_To do:_ In the material below, find each line holding the string "object" and copy it.

* Start *

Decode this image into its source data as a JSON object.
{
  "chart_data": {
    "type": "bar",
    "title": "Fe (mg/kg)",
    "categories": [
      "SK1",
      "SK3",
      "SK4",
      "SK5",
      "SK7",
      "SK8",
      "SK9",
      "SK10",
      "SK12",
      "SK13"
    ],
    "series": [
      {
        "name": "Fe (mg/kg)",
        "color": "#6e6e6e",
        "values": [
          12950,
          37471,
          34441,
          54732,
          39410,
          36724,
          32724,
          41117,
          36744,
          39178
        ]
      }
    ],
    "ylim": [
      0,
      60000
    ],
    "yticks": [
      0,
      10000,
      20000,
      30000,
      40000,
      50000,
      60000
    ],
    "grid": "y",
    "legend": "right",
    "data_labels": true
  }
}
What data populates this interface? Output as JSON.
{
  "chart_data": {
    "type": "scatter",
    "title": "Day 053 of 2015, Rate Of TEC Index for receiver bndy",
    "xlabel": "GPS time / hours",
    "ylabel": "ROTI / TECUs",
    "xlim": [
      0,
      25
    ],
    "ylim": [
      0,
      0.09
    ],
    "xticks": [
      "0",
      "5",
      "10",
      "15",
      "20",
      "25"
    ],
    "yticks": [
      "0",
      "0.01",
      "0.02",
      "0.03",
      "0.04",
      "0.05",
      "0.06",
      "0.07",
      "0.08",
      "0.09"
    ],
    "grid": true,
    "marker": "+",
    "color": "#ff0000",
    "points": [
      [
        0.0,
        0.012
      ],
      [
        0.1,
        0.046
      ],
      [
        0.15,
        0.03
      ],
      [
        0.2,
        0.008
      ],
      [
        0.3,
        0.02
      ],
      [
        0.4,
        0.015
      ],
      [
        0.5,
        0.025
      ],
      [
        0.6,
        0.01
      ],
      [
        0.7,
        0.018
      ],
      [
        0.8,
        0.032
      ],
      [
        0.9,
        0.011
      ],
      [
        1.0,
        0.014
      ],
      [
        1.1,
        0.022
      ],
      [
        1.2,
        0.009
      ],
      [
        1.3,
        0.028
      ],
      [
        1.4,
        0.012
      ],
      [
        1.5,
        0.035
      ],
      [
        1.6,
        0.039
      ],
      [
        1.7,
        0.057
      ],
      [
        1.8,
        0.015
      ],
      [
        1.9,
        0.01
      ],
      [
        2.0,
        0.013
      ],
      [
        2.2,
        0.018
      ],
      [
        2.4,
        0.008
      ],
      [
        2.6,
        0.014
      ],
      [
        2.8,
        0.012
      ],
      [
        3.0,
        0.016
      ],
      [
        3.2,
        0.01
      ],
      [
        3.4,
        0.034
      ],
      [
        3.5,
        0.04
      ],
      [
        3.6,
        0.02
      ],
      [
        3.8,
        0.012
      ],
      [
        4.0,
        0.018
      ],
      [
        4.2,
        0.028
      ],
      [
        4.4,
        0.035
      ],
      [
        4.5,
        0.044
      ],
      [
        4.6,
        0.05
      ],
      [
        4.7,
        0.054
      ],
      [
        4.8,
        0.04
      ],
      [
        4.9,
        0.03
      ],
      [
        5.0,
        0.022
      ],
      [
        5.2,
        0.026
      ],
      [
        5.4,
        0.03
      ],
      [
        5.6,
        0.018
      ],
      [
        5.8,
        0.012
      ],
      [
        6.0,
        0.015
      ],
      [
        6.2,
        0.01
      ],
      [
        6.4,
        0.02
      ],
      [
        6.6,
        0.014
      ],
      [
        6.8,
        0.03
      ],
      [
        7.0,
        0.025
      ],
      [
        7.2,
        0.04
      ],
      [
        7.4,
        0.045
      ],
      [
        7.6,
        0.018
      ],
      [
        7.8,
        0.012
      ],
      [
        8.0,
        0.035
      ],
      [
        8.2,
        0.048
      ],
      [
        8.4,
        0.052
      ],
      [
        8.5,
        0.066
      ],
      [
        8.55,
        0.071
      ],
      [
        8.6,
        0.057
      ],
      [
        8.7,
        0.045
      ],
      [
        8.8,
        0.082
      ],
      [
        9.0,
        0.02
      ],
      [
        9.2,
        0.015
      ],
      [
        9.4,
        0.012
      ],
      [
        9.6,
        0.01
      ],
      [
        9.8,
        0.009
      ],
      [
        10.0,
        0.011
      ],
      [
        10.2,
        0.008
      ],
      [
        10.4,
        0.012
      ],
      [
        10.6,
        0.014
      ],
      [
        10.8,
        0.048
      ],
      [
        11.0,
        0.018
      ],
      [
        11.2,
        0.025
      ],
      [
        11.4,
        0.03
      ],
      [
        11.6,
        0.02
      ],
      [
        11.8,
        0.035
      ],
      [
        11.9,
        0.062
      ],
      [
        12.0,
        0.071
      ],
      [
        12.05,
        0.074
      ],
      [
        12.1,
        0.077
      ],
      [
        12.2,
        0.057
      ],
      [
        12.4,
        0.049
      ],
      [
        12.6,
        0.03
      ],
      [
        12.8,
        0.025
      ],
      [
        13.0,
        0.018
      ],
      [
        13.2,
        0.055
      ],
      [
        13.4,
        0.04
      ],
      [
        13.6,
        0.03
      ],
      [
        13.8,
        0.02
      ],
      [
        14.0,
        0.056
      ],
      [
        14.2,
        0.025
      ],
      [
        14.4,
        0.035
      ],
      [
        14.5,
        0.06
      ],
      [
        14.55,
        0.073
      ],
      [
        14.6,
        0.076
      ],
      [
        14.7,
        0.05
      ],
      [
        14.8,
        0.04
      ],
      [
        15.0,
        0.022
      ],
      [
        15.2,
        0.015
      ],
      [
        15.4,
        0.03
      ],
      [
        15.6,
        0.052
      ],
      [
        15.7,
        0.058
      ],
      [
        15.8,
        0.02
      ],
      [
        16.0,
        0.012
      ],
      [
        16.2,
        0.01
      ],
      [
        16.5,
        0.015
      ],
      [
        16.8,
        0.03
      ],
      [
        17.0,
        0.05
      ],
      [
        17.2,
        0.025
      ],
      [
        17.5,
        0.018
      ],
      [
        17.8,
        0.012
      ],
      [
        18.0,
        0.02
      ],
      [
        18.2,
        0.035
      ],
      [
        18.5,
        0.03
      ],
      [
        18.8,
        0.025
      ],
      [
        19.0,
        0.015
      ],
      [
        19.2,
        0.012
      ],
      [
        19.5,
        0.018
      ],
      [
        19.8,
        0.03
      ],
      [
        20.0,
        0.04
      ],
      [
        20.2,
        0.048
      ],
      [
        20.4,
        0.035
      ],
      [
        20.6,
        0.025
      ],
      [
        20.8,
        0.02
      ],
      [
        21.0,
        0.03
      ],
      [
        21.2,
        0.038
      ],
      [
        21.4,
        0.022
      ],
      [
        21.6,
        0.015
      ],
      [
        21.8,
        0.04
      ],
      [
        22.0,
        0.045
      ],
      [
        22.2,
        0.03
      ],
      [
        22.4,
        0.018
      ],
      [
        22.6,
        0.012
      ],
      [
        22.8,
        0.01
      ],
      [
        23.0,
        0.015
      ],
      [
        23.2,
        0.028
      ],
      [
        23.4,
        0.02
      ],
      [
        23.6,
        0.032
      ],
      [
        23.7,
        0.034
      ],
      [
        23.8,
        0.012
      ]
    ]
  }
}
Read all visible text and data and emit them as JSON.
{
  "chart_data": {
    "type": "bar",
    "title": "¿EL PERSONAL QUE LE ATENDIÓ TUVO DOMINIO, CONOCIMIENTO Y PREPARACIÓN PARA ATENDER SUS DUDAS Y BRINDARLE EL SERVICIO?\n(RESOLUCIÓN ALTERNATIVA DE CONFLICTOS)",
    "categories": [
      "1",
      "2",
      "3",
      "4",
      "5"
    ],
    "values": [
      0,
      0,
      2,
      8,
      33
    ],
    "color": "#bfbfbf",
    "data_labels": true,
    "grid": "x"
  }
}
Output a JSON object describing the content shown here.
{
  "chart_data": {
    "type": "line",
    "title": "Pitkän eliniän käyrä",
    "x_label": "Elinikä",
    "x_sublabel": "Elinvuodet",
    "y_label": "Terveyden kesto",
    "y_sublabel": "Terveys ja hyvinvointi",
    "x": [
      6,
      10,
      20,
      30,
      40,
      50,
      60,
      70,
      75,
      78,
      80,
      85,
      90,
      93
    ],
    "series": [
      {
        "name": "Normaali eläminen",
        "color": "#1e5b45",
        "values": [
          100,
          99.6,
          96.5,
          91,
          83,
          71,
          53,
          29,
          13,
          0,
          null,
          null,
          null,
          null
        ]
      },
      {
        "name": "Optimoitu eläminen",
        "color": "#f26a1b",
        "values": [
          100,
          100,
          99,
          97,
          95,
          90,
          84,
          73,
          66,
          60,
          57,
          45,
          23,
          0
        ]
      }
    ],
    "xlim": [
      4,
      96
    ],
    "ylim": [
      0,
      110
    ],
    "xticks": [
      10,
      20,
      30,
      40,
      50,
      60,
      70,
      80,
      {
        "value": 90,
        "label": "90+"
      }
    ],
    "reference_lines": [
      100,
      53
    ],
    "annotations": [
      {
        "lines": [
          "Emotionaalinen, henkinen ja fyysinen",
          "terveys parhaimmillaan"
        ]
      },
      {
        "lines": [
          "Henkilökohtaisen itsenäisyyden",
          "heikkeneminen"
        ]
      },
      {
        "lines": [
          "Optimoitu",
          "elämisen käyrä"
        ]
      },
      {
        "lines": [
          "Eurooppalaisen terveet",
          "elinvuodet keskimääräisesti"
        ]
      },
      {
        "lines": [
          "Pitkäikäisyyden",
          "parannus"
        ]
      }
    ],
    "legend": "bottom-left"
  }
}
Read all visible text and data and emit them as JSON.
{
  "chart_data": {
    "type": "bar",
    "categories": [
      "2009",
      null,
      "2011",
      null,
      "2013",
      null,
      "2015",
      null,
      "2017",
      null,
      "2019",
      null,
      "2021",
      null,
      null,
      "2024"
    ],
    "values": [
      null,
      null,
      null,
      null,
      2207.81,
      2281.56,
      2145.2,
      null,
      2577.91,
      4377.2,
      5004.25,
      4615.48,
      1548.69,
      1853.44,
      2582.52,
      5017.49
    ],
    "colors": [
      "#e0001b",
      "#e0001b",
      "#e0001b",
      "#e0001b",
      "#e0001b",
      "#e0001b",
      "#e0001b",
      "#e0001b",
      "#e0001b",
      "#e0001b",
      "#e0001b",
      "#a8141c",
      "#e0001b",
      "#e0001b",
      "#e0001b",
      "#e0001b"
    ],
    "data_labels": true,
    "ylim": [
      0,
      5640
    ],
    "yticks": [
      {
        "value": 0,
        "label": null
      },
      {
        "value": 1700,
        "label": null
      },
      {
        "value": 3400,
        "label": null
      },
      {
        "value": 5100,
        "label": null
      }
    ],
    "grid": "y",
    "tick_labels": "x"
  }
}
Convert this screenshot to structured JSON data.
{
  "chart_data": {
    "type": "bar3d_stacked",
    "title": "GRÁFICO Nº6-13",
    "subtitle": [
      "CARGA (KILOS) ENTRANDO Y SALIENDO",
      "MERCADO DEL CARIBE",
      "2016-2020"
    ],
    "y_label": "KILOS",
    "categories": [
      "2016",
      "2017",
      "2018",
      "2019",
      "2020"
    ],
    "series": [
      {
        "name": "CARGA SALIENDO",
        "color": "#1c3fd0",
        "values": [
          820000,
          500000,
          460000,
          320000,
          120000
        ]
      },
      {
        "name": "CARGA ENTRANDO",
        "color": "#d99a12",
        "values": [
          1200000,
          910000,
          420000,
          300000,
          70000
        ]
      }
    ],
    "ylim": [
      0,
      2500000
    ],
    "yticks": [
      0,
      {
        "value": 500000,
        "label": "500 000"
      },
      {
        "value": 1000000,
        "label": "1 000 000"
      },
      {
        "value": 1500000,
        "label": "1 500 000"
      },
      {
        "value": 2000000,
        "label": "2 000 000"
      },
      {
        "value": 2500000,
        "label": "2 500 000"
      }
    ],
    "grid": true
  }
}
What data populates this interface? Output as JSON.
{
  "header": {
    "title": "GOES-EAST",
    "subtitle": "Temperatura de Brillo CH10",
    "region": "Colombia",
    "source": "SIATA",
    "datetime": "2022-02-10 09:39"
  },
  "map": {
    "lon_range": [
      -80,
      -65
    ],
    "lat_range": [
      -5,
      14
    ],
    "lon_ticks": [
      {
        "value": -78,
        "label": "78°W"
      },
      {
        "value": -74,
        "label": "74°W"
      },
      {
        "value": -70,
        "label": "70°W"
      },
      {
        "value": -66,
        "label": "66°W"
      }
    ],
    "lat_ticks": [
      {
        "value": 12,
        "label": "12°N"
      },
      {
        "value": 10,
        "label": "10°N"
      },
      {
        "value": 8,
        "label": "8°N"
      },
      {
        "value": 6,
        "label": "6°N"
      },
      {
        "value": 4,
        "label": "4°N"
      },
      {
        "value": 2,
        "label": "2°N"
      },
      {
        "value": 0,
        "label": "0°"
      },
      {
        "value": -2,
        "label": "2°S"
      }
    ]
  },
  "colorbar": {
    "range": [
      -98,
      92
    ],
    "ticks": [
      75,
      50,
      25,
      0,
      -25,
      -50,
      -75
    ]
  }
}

* End *

_Exercise solution:_
Decode this image into its source data as a JSON object.
Output a JSON object describing the content shown here.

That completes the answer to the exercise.